Stored records:
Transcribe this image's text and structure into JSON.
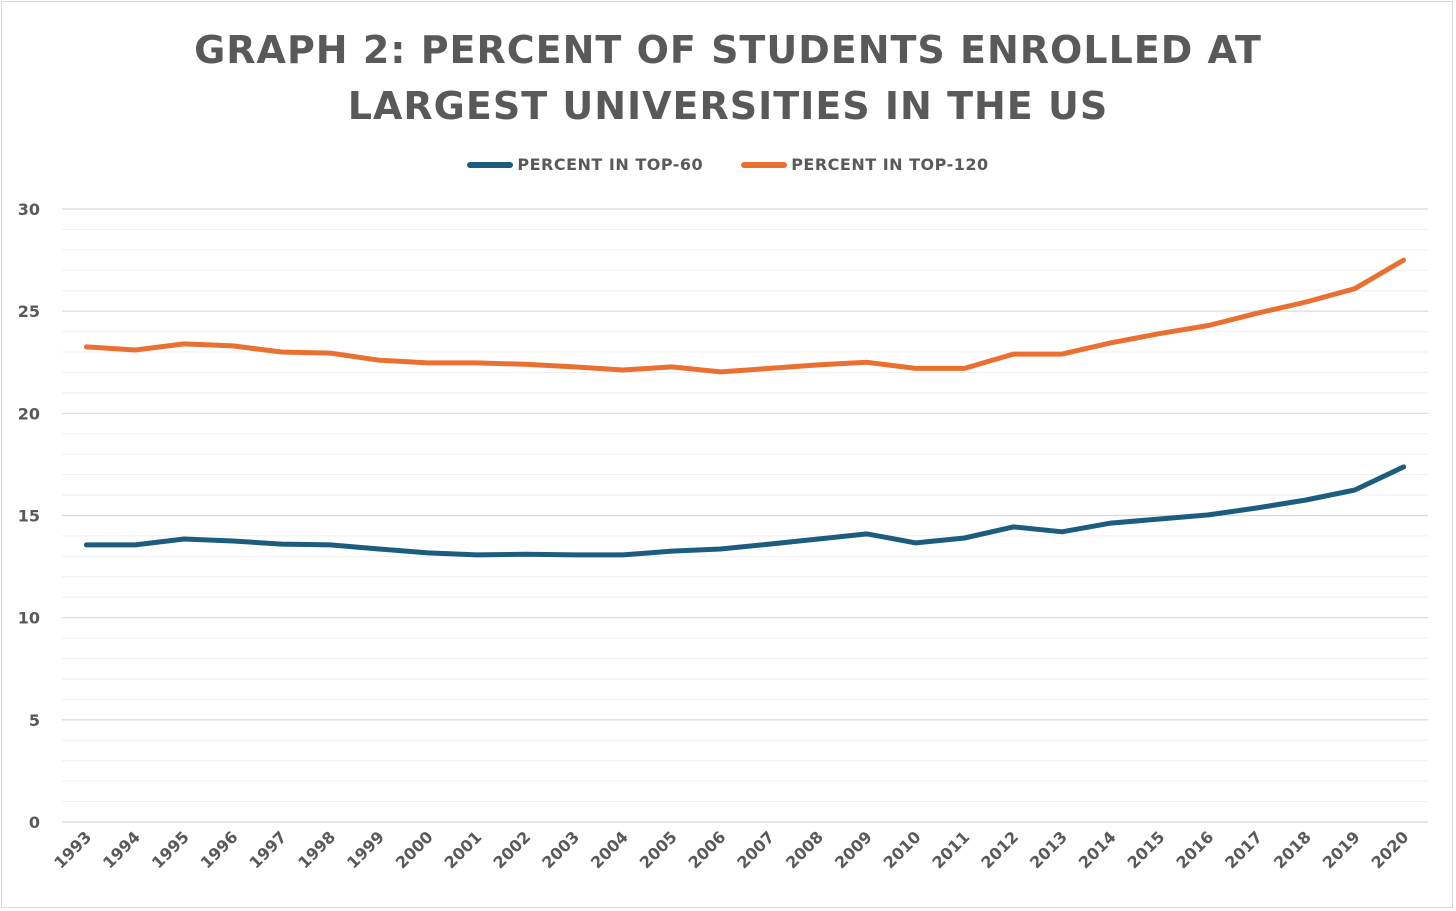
{
  "chart_data": {
    "type": "line",
    "title_line1": "GRAPH 2: PERCENT OF STUDENTS ENROLLED AT",
    "title_line2": "LARGEST UNIVERSITIES IN THE US",
    "xlabel": "",
    "ylabel": "",
    "ylim": [
      0,
      30
    ],
    "yticks": [
      "0",
      "5",
      "10",
      "15",
      "20",
      "25",
      "30"
    ],
    "grid": true,
    "legend_position": "top-center",
    "categories": [
      "1993",
      "1994",
      "1995",
      "1996",
      "1997",
      "1998",
      "1999",
      "2000",
      "2001",
      "2002",
      "2003",
      "2004",
      "2005",
      "2006",
      "2007",
      "2008",
      "2009",
      "2010",
      "2011",
      "2012",
      "2013",
      "2014",
      "2015",
      "2016",
      "2017",
      "2018",
      "2019",
      "2020"
    ],
    "series": [
      {
        "name": "PERCENT IN TOP-60",
        "color": "#1c5d7f",
        "values": [
          13.56,
          13.56,
          13.85,
          13.75,
          13.6,
          13.56,
          13.36,
          13.17,
          13.07,
          13.1,
          13.07,
          13.07,
          13.26,
          13.36,
          13.6,
          13.85,
          14.1,
          13.66,
          13.9,
          14.44,
          14.2,
          14.63,
          14.83,
          15.03,
          15.37,
          15.76,
          16.25,
          17.38
        ]
      },
      {
        "name": "PERCENT IN TOP-120",
        "color": "#ea7031",
        "values": [
          23.25,
          23.1,
          23.4,
          23.3,
          23.0,
          22.95,
          22.6,
          22.47,
          22.47,
          22.4,
          22.27,
          22.12,
          22.27,
          22.03,
          22.2,
          22.37,
          22.5,
          22.2,
          22.2,
          22.9,
          22.9,
          23.45,
          23.9,
          24.3,
          24.9,
          25.45,
          26.1,
          27.5
        ]
      }
    ]
  }
}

Exercise directions: State the count of lines that contain the string "PERCENT". Nothing else is needed.

Answer to the exercise: 3